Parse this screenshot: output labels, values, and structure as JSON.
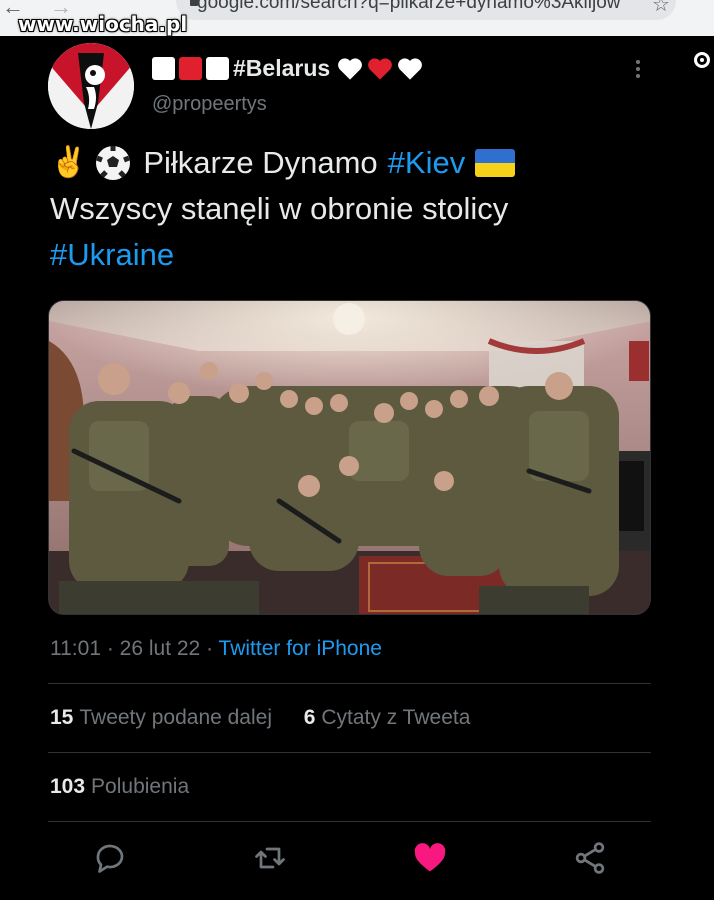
{
  "browser": {
    "url": "google.com/search?q=pilkarze+dynamo%3Aklijow",
    "watermark": "www.wiocha.pl"
  },
  "tweet": {
    "display_name_tag": "#Belarus",
    "handle": "@propeertys",
    "text_line1_prefix": "Piłkarze Dynamo",
    "hashtag_kiev": "#Kiev",
    "text_line2": "Wszyscy stanęli w obronie stolicy",
    "hashtag_ukraine": "#Ukraine",
    "time": "11:01",
    "date": "26 lut 22",
    "source": "Twitter for iPhone",
    "retweets_count": "15",
    "retweets_label": "Tweety podane dalej",
    "quotes_count": "6",
    "quotes_label": "Cytaty z Tweeta",
    "likes_count": "103",
    "likes_label": "Polubienia",
    "liked": true
  },
  "icons": {
    "emoji_hand": "✌️",
    "reply": "reply-icon",
    "retweet": "retweet-icon",
    "like": "heart-icon",
    "share": "share-icon",
    "more": "more-icon"
  },
  "colors": {
    "background": "#000000",
    "text": "#e7e9ea",
    "muted": "#71767b",
    "link": "#1d9bf0",
    "like": "#f91880",
    "flag_red": "#e0202e",
    "ukraine_blue": "#2f6fcf",
    "ukraine_yellow": "#f7d21a"
  }
}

» **Stated task**: Please repeat the entries exactly. Do not include the pictures.

» **Expected answer**:
Parse this screenshot: output labels, values, and structure as JSON.
{
  "browser": {
    "url": "google.com/search?q=pilkarze+dynamo%3Aklijow",
    "watermark": "www.wiocha.pl"
  },
  "tweet": {
    "display_name_tag": "#Belarus",
    "handle": "@propeertys",
    "text_line1_prefix": "Piłkarze Dynamo",
    "hashtag_kiev": "#Kiev",
    "text_line2": "Wszyscy stanęli w obronie stolicy",
    "hashtag_ukraine": "#Ukraine",
    "time": "11:01",
    "date": "26 lut 22",
    "source": "Twitter for iPhone",
    "retweets_count": "15",
    "retweets_label": "Tweety podane dalej",
    "quotes_count": "6",
    "quotes_label": "Cytaty z Tweeta",
    "likes_count": "103",
    "likes_label": "Polubienia",
    "liked": true
  },
  "icons": {
    "emoji_hand": "✌️",
    "reply": "reply-icon",
    "retweet": "retweet-icon",
    "like": "heart-icon",
    "share": "share-icon",
    "more": "more-icon"
  },
  "colors": {
    "background": "#000000",
    "text": "#e7e9ea",
    "muted": "#71767b",
    "link": "#1d9bf0",
    "like": "#f91880",
    "flag_red": "#e0202e",
    "ukraine_blue": "#2f6fcf",
    "ukraine_yellow": "#f7d21a"
  }
}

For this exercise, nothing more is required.